**SOURCE RECORDS**

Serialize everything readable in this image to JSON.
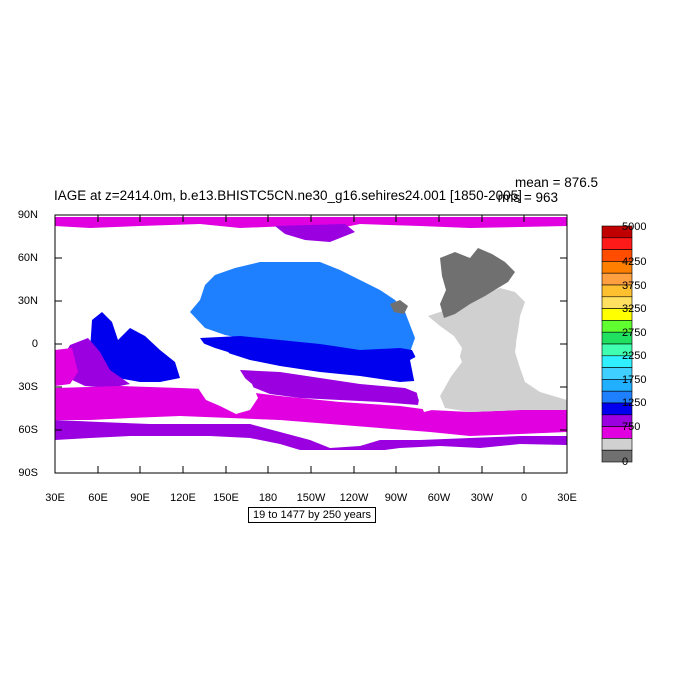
{
  "title": "IAGE at z=2414.0m, b.e13.BHISTC5CN.ne30_g16.sehires24.001 [1850-2005]",
  "stats": {
    "mean": "mean = 876.5",
    "rms": "rms = 963"
  },
  "contour_info": "19 to 1477 by 250 years",
  "latitude_labels": [
    "90N",
    "60N",
    "30N",
    "0",
    "30S",
    "60S",
    "90S"
  ],
  "longitude_labels": [
    "30E",
    "60E",
    "90E",
    "120E",
    "150E",
    "180",
    "150W",
    "120W",
    "90W",
    "60W",
    "30W",
    "0",
    "30E"
  ],
  "colorbar": {
    "labels": [
      "5000",
      "4250",
      "3750",
      "3250",
      "2750",
      "2250",
      "1750",
      "1250",
      "750",
      "0"
    ],
    "colors": [
      "#c00000",
      "#ff1a1a",
      "#ff4d00",
      "#ff8000",
      "#ffa040",
      "#ffc030",
      "#ffe060",
      "#ffff00",
      "#60ff30",
      "#20e060",
      "#40ffb0",
      "#30f0ff",
      "#40d0ff",
      "#20b0ff",
      "#1e7fff",
      "#0000ee",
      "#9a00e0",
      "#e000e0",
      "#d0d0d0",
      "#707070"
    ]
  },
  "map_colors": {
    "ocean_blue": "#1e7fff",
    "deep_blue": "#0000ee",
    "purple": "#9a00e0",
    "magenta": "#e000e0",
    "light_gray": "#d0d0d0",
    "dark_gray": "#707070"
  }
}
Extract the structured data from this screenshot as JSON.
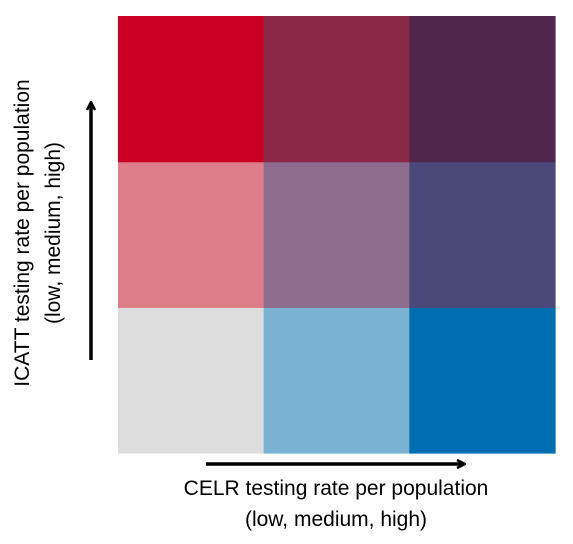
{
  "chart_data": {
    "type": "heatmap",
    "title": "",
    "xlabel": "CELR testing rate per population",
    "xlabel_sub": "(low, medium, high)",
    "ylabel": "ICATT testing rate per population",
    "ylabel_sub": "(low, medium, high)",
    "x_levels": [
      "low",
      "medium",
      "high"
    ],
    "y_levels": [
      "low",
      "medium",
      "high"
    ],
    "grid": false,
    "cells": [
      {
        "x": "low",
        "y": "low",
        "color": "#dddddd"
      },
      {
        "x": "medium",
        "y": "low",
        "color": "#7ab3d2"
      },
      {
        "x": "high",
        "y": "low",
        "color": "#006eb0"
      },
      {
        "x": "low",
        "y": "medium",
        "color": "#de7d8a"
      },
      {
        "x": "medium",
        "y": "medium",
        "color": "#8e6c8e"
      },
      {
        "x": "high",
        "y": "medium",
        "color": "#4a4979"
      },
      {
        "x": "low",
        "y": "high",
        "color": "#cc0025"
      },
      {
        "x": "medium",
        "y": "high",
        "color": "#8b2848"
      },
      {
        "x": "high",
        "y": "high",
        "color": "#50264d"
      }
    ]
  }
}
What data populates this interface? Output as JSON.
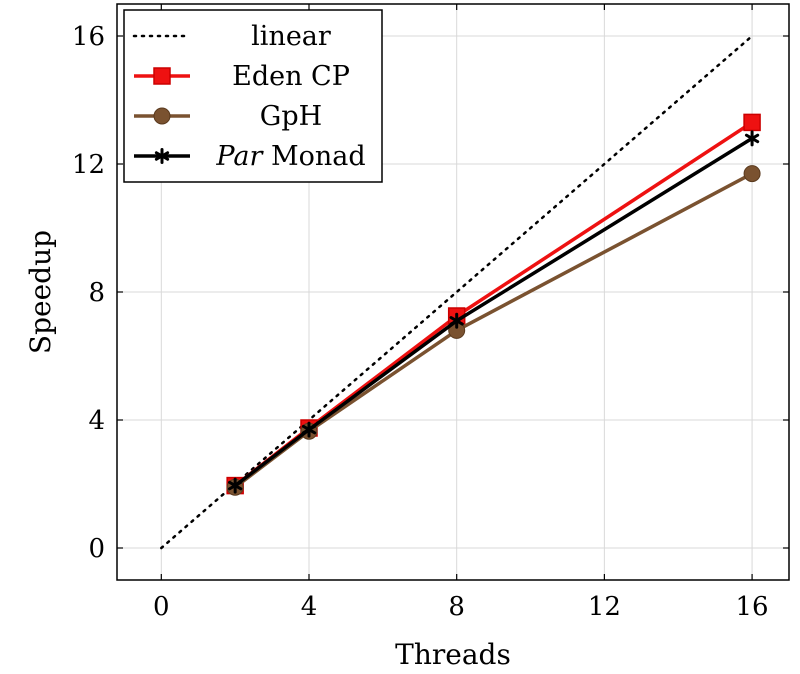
{
  "chart_data": {
    "type": "line",
    "title": "",
    "xlabel": "Threads",
    "ylabel": "Speedup",
    "xlim": [
      -1.2,
      17
    ],
    "ylim": [
      -1,
      17
    ],
    "xticks": [
      0,
      4,
      8,
      12,
      16
    ],
    "yticks": [
      0,
      4,
      8,
      12,
      16
    ],
    "grid": true,
    "legend_position": "top-left",
    "series": [
      {
        "name": "linear",
        "color": "#000000",
        "style": "dotted",
        "marker": "none",
        "x": [
          0,
          16
        ],
        "y": [
          0,
          16
        ]
      },
      {
        "name": "Eden CP",
        "color": "#ee1111",
        "style": "solid",
        "marker": "square",
        "x": [
          2,
          4,
          8,
          16
        ],
        "y": [
          1.95,
          3.75,
          7.25,
          13.3
        ]
      },
      {
        "name": "GpH",
        "color": "#7a5230",
        "style": "solid",
        "marker": "circle",
        "x": [
          2,
          4,
          8,
          16
        ],
        "y": [
          1.9,
          3.65,
          6.8,
          11.7
        ]
      },
      {
        "name": "Monad",
        "name_italic_prefix": "Par",
        "color": "#000000",
        "style": "solid",
        "marker": "star",
        "x": [
          2,
          4,
          8,
          16
        ],
        "y": [
          1.95,
          3.7,
          7.1,
          12.8
        ]
      }
    ]
  }
}
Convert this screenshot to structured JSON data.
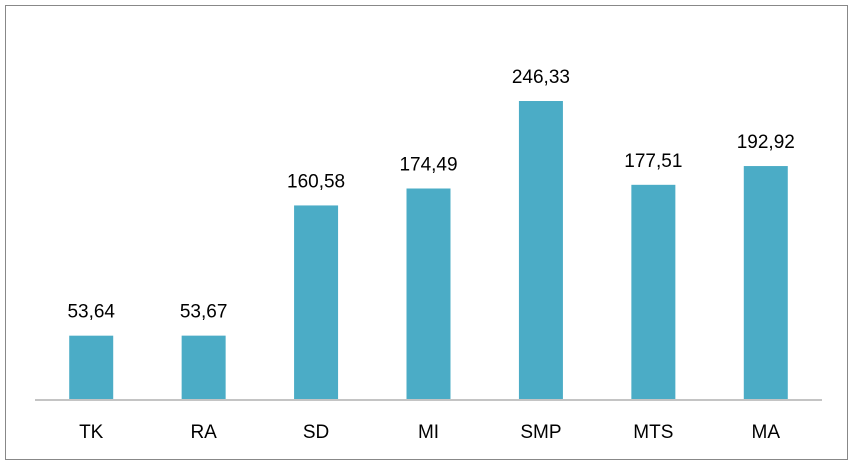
{
  "chart_data": {
    "type": "bar",
    "categories": [
      "TK",
      "RA",
      "SD",
      "MI",
      "SMP",
      "MTS",
      "MA"
    ],
    "values": [
      53.64,
      53.67,
      160.58,
      174.49,
      246.33,
      177.51,
      192.92
    ],
    "value_labels": [
      "53,64",
      "53,67",
      "160,58",
      "174,49",
      "246,33",
      "177,51",
      "192,92"
    ],
    "color": "#4bacc6",
    "ylim": [
      0,
      280
    ]
  }
}
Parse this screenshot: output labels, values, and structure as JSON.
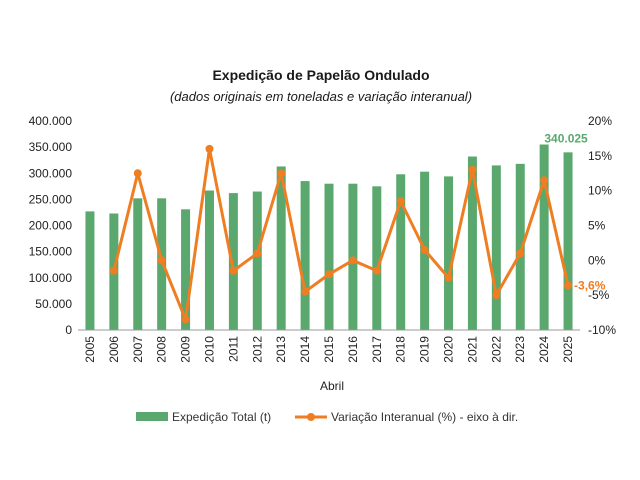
{
  "chart_data": {
    "type": "bar",
    "title": "Expedição de Papelão Ondulado",
    "subtitle": "(dados originais em toneladas e variação interanual)",
    "xlabel": "Abril",
    "categories": [
      "2005",
      "2006",
      "2007",
      "2008",
      "2009",
      "2010",
      "2011",
      "2012",
      "2013",
      "2014",
      "2015",
      "2016",
      "2017",
      "2018",
      "2019",
      "2020",
      "2021",
      "2022",
      "2023",
      "2024",
      "2025"
    ],
    "series": [
      {
        "name": "Expedição Total (t)",
        "type": "bar",
        "axis": "left",
        "color": "#5aa86e",
        "values": [
          227000,
          223000,
          252000,
          252000,
          231000,
          267000,
          262000,
          265000,
          313000,
          285000,
          280000,
          280000,
          275000,
          298000,
          303000,
          294000,
          332000,
          315000,
          318000,
          355000,
          340025
        ]
      },
      {
        "name": "Variação Interanual (%) - eixo à dir.",
        "type": "line",
        "axis": "right",
        "color": "#ef7d22",
        "values": [
          null,
          -1.5,
          12.5,
          0.0,
          -8.5,
          16.0,
          -1.5,
          1.0,
          12.5,
          -4.5,
          -2.0,
          0.0,
          -1.5,
          8.5,
          1.5,
          -2.5,
          13.0,
          -5.0,
          1.0,
          11.5,
          -3.6
        ]
      }
    ],
    "ylim": [
      0,
      400000
    ],
    "y_ticks": [
      "0",
      "50.000",
      "100.000",
      "150.000",
      "200.000",
      "250.000",
      "300.000",
      "350.000",
      "400.000"
    ],
    "y2lim": [
      -10,
      20
    ],
    "y2_ticks": [
      "-10%",
      "-5%",
      "0%",
      "5%",
      "10%",
      "15%",
      "20%"
    ],
    "data_labels": {
      "bar_last": "340.025",
      "line_last": "-3,6%"
    },
    "grid": false,
    "legend": "bottom"
  }
}
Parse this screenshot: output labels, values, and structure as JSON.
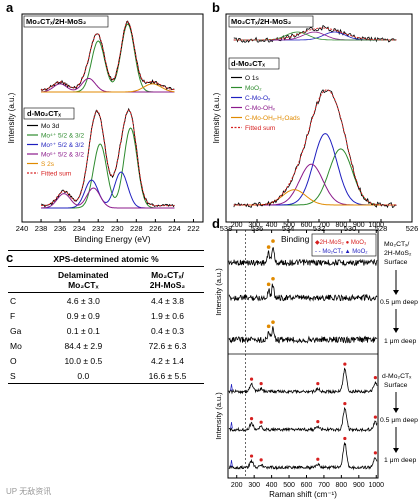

**TASK DETAILS**
Transcribe every entry word for word, but omit the pictures.

**THE SOLUTION**
Serialize everything readable in this image to JSON.
{
  "title": "IAGE at z=2414.0m, b.e13.BHISTC5CN.ne30_g16.sehires24.001 [1850-2005]",
  "stats": {
    "mean": "mean = 876.5",
    "rms": "rms = 963"
  },
  "contour_info": "19 to 1477 by 250 years",
  "latitude_labels": [
    "90N",
    "60N",
    "30N",
    "0",
    "30S",
    "60S",
    "90S"
  ],
  "longitude_labels": [
    "30E",
    "60E",
    "90E",
    "120E",
    "150E",
    "180",
    "150W",
    "120W",
    "90W",
    "60W",
    "30W",
    "0",
    "30E"
  ],
  "colorbar": {
    "labels": [
      "5000",
      "4250",
      "3750",
      "3250",
      "2750",
      "2250",
      "1750",
      "1250",
      "750",
      "0"
    ],
    "colors": [
      "#c00000",
      "#ff1a1a",
      "#ff4d00",
      "#ff8000",
      "#ffa040",
      "#ffc030",
      "#ffe060",
      "#ffff00",
      "#60ff30",
      "#20e060",
      "#40ffb0",
      "#30f0ff",
      "#40d0ff",
      "#20b0ff",
      "#1e7fff",
      "#0000ee",
      "#9a00e0",
      "#e000e0",
      "#d0d0d0",
      "#707070"
    ]
  },
  "map_colors": {
    "ocean_blue": "#1e7fff",
    "deep_blue": "#0000ee",
    "purple": "#9a00e0",
    "magenta": "#e000e0",
    "light_gray": "#d0d0d0",
    "dark_gray": "#707070"
  }
}
Extract the structured data from this screenshot as JSON.
{
  "chart_data": {
    "type": "heatmap",
    "title": "",
    "xlabel": "CELR testing rate per population",
    "xlabel_sub": "(low, medium, high)",
    "ylabel": "ICATT testing rate per population",
    "ylabel_sub": "(low, medium, high)",
    "x_levels": [
      "low",
      "medium",
      "high"
    ],
    "y_levels": [
      "low",
      "medium",
      "high"
    ],
    "grid": false,
    "cells": [
      {
        "x": "low",
        "y": "low",
        "color": "#dddddd"
      },
      {
        "x": "medium",
        "y": "low",
        "color": "#7ab3d2"
      },
      {
        "x": "high",
        "y": "low",
        "color": "#006eb0"
      },
      {
        "x": "low",
        "y": "medium",
        "color": "#de7d8a"
      },
      {
        "x": "medium",
        "y": "medium",
        "color": "#8e6c8e"
      },
      {
        "x": "high",
        "y": "medium",
        "color": "#4a4979"
      },
      {
        "x": "low",
        "y": "high",
        "color": "#cc0025"
      },
      {
        "x": "medium",
        "y": "high",
        "color": "#8b2848"
      },
      {
        "x": "high",
        "y": "high",
        "color": "#50264d"
      }
    ]
  }
}
What data populates this interface? Output as JSON.
{
  "chart_data": {
    "type": "line",
    "title": "",
    "xlabel": "Threads",
    "ylabel": "Speedup",
    "xlim": [
      -1.2,
      17
    ],
    "ylim": [
      -1,
      17
    ],
    "xticks": [
      0,
      4,
      8,
      12,
      16
    ],
    "yticks": [
      0,
      4,
      8,
      12,
      16
    ],
    "grid": true,
    "legend_position": "top-left",
    "series": [
      {
        "name": "linear",
        "color": "#000000",
        "style": "dotted",
        "marker": "none",
        "x": [
          0,
          16
        ],
        "y": [
          0,
          16
        ]
      },
      {
        "name": "Eden CP",
        "color": "#ee1111",
        "style": "solid",
        "marker": "square",
        "x": [
          2,
          4,
          8,
          16
        ],
        "y": [
          1.95,
          3.75,
          7.25,
          13.3
        ]
      },
      {
        "name": "GpH",
        "color": "#7a5230",
        "style": "solid",
        "marker": "circle",
        "x": [
          2,
          4,
          8,
          16
        ],
        "y": [
          1.9,
          3.65,
          6.8,
          11.7
        ]
      },
      {
        "name": "Monad",
        "name_italic_prefix": "Par",
        "color": "#000000",
        "style": "solid",
        "marker": "star",
        "x": [
          2,
          4,
          8,
          16
        ],
        "y": [
          1.95,
          3.7,
          7.1,
          12.8
        ]
      }
    ]
  }
}
Convert this screenshot to structured JSON data.
{
  "chart_data": {
    "type": "bar",
    "categories": [
      "TK",
      "RA",
      "SD",
      "MI",
      "SMP",
      "MTS",
      "MA"
    ],
    "values": [
      53.64,
      53.67,
      160.58,
      174.49,
      246.33,
      177.51,
      192.92
    ],
    "value_labels": [
      "53,64",
      "53,67",
      "160,58",
      "174,49",
      "246,33",
      "177,51",
      "192,92"
    ],
    "color": "#4bacc6",
    "ylim": [
      0,
      280
    ]
  }
}
Parse this screenshot: output labels, values, and structure as JSON.
{
  "chart_data": {
    "type": "bar",
    "title": "Expedição de Papelão Ondulado",
    "subtitle": "(dados originais em toneladas e variação interanual)",
    "xlabel": "Abril",
    "categories": [
      "2005",
      "2006",
      "2007",
      "2008",
      "2009",
      "2010",
      "2011",
      "2012",
      "2013",
      "2014",
      "2015",
      "2016",
      "2017",
      "2018",
      "2019",
      "2020",
      "2021",
      "2022",
      "2023",
      "2024",
      "2025"
    ],
    "series": [
      {
        "name": "Expedição Total (t)",
        "type": "bar",
        "axis": "left",
        "color": "#5aa86e",
        "values": [
          227000,
          223000,
          252000,
          252000,
          231000,
          267000,
          262000,
          265000,
          313000,
          285000,
          280000,
          280000,
          275000,
          298000,
          303000,
          294000,
          332000,
          315000,
          318000,
          355000,
          340025
        ]
      },
      {
        "name": "Variação Interanual (%) - eixo à dir.",
        "type": "line",
        "axis": "right",
        "color": "#ef7d22",
        "values": [
          null,
          -1.5,
          12.5,
          0.0,
          -8.5,
          16.0,
          -1.5,
          1.0,
          12.5,
          -4.5,
          -2.0,
          0.0,
          -1.5,
          8.5,
          1.5,
          -2.5,
          13.0,
          -5.0,
          1.0,
          11.5,
          -3.6
        ]
      }
    ],
    "ylim": [
      0,
      400000
    ],
    "y_ticks": [
      "0",
      "50.000",
      "100.000",
      "150.000",
      "200.000",
      "250.000",
      "300.000",
      "350.000",
      "400.000"
    ],
    "y2lim": [
      -10,
      20
    ],
    "y2_ticks": [
      "-10%",
      "-5%",
      "0%",
      "5%",
      "10%",
      "15%",
      "20%"
    ],
    "data_labels": {
      "bar_last": "340.025",
      "line_last": "-3,6%"
    },
    "grid": false,
    "legend": "bottom"
  }
}
Parse this screenshot: output labels, values, and structure as JSON.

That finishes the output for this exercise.